Requirement:
Transcribe the records that follow exactly. Skip the pictures.

Dataset content start

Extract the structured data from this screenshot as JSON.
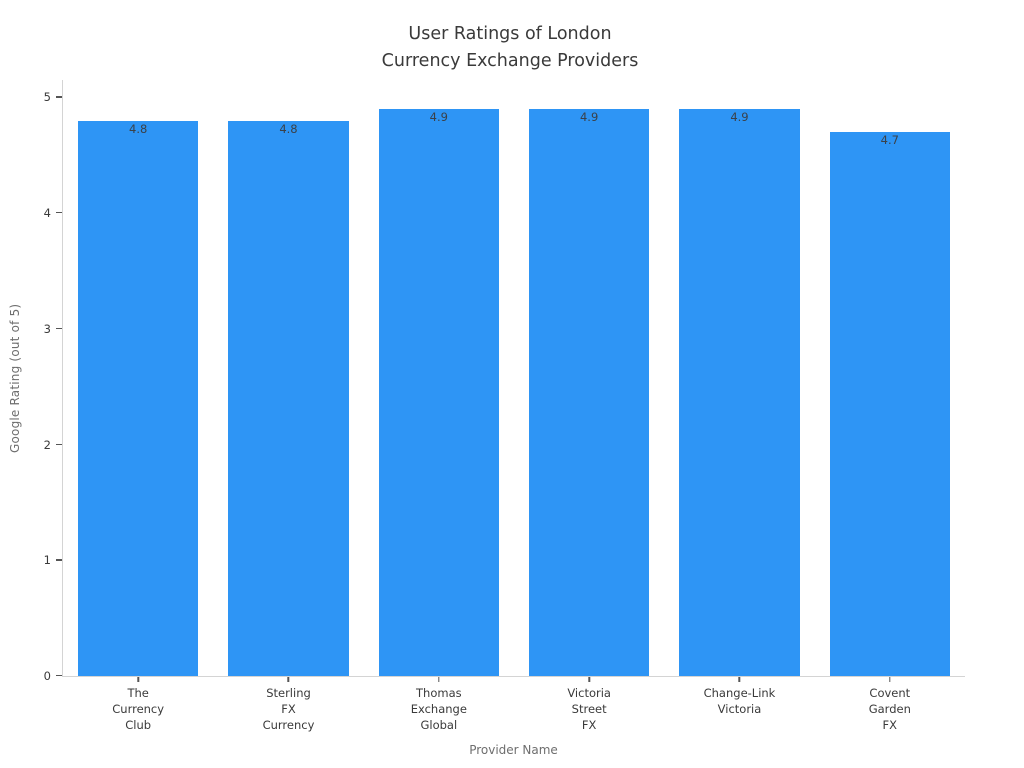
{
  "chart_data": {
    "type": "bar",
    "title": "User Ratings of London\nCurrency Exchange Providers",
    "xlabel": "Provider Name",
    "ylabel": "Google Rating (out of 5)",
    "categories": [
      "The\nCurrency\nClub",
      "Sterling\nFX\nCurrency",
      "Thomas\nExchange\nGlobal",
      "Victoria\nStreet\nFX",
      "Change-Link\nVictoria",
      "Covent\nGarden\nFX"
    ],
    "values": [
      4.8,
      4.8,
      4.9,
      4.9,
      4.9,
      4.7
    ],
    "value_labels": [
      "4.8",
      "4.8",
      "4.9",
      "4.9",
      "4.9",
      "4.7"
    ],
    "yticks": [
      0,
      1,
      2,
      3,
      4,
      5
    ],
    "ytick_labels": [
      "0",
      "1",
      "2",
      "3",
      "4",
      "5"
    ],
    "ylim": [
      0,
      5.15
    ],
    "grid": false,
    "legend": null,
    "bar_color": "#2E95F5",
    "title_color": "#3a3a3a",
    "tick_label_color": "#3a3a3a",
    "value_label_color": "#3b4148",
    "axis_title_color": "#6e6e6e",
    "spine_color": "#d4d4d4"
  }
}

Dataset content end

Answer to the exercise:
Extract the structured data from this screenshot as JSON.
{
  "chart_data": {
    "type": "bar",
    "title": "User Ratings of London\nCurrency Exchange Providers",
    "xlabel": "Provider Name",
    "ylabel": "Google Rating (out of 5)",
    "categories": [
      "The\nCurrency\nClub",
      "Sterling\nFX\nCurrency",
      "Thomas\nExchange\nGlobal",
      "Victoria\nStreet\nFX",
      "Change-Link\nVictoria",
      "Covent\nGarden\nFX"
    ],
    "values": [
      4.8,
      4.8,
      4.9,
      4.9,
      4.9,
      4.7
    ],
    "value_labels": [
      "4.8",
      "4.8",
      "4.9",
      "4.9",
      "4.9",
      "4.7"
    ],
    "yticks": [
      0,
      1,
      2,
      3,
      4,
      5
    ],
    "ytick_labels": [
      "0",
      "1",
      "2",
      "3",
      "4",
      "5"
    ],
    "ylim": [
      0,
      5.15
    ],
    "grid": false,
    "legend": null,
    "bar_color": "#2E95F5",
    "title_color": "#3a3a3a",
    "tick_label_color": "#3a3a3a",
    "value_label_color": "#3b4148",
    "axis_title_color": "#6e6e6e",
    "spine_color": "#d4d4d4"
  }
}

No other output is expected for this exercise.